(EXERCISE GOAL) Identify all lines in the data containing the string "razy". Copy them out.

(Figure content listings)
○ ○ ○

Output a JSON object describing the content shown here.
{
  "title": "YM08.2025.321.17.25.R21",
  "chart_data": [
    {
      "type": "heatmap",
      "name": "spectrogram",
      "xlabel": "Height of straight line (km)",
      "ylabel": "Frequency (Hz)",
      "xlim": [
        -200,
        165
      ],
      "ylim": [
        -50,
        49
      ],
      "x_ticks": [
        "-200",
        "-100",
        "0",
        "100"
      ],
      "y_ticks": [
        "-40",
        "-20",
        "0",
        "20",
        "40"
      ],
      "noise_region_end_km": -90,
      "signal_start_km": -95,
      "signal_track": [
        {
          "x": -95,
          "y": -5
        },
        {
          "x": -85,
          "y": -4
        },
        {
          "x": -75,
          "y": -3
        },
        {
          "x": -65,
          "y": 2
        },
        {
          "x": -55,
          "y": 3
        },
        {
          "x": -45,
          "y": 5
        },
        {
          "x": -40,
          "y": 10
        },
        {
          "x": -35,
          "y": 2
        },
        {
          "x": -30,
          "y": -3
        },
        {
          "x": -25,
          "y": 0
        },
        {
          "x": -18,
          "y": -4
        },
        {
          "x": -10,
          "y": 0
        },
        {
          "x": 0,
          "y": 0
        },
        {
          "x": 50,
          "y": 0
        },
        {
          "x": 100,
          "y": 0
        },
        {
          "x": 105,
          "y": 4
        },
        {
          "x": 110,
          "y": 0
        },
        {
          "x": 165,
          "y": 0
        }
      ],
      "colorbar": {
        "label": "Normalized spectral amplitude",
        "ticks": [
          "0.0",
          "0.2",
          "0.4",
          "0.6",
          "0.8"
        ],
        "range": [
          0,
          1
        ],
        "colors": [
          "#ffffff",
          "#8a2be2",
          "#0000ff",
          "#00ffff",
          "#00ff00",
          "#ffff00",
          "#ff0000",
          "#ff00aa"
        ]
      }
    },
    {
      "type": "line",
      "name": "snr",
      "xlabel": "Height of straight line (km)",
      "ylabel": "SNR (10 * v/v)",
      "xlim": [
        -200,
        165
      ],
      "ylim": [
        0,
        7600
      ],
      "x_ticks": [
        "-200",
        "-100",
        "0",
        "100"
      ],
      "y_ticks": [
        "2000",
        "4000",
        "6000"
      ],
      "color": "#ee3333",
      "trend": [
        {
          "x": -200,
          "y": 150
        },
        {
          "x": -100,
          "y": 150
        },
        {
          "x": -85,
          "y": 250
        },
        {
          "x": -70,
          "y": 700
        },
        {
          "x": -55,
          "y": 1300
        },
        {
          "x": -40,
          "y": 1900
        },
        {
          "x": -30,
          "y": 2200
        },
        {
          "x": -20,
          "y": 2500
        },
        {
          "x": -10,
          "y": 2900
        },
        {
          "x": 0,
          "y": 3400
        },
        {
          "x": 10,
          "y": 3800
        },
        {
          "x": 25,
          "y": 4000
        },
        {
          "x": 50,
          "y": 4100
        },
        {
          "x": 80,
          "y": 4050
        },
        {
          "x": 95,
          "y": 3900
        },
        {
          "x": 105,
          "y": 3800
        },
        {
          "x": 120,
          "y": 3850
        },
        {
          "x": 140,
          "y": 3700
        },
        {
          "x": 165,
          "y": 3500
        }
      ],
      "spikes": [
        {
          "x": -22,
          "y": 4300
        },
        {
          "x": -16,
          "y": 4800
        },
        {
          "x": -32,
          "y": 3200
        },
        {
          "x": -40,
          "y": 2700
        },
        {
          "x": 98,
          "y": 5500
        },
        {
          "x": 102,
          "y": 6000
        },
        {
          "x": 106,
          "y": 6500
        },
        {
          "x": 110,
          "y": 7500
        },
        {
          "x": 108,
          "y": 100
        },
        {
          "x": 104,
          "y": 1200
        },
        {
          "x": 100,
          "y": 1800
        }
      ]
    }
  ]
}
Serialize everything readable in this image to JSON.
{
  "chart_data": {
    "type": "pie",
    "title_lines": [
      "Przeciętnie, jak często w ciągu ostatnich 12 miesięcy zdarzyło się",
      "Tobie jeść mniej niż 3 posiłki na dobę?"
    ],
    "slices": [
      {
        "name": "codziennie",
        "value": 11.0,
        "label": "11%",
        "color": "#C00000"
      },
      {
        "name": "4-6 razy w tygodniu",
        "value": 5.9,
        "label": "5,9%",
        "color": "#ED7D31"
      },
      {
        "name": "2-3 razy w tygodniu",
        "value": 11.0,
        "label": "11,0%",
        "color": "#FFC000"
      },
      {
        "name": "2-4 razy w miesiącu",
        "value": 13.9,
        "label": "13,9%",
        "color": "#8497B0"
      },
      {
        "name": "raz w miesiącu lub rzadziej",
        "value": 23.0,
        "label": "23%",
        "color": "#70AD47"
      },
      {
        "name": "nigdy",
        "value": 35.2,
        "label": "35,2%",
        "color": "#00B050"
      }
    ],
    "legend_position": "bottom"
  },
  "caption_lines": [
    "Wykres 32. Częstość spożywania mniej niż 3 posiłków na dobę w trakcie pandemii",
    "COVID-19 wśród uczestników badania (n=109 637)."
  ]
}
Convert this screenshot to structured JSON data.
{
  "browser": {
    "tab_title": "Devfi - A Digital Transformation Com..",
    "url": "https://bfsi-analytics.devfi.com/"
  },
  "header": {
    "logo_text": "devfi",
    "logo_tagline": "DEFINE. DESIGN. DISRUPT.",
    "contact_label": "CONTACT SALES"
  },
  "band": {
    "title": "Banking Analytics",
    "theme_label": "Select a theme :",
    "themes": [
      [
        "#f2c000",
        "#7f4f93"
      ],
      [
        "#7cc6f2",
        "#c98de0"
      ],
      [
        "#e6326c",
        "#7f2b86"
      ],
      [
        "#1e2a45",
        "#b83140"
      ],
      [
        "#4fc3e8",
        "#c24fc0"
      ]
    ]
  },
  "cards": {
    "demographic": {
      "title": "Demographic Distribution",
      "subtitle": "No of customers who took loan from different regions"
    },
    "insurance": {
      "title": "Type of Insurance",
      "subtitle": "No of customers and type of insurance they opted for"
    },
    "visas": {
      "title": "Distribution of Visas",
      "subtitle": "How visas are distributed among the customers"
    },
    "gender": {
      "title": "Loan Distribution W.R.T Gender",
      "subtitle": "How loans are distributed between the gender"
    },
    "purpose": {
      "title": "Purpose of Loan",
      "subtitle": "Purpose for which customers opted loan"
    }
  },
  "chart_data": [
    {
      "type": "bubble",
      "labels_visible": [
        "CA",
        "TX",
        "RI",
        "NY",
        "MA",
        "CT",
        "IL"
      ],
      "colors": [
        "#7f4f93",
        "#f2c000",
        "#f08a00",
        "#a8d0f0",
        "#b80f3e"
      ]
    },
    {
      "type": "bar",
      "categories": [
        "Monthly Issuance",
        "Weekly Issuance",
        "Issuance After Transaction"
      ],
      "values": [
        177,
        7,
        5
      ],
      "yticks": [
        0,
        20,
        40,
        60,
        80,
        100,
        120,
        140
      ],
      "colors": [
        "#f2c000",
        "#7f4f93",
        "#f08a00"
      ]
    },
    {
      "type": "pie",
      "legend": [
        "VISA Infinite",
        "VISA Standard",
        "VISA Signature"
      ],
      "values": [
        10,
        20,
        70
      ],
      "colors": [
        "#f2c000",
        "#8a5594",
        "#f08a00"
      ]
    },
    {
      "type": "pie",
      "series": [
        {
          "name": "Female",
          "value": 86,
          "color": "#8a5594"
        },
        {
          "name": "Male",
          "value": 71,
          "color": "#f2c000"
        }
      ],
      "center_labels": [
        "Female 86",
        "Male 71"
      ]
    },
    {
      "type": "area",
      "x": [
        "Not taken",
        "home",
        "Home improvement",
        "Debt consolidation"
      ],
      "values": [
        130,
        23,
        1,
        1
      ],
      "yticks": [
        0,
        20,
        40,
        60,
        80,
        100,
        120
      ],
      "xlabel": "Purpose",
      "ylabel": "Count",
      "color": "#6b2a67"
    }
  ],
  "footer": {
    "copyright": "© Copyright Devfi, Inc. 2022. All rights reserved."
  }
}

○ ○ ○

(COMPLETED TASK)
        "name": "4-6 razy w tygodniu",
        "name": "2-3 razy w tygodniu",
        "name": "2-4 razy w miesiącu",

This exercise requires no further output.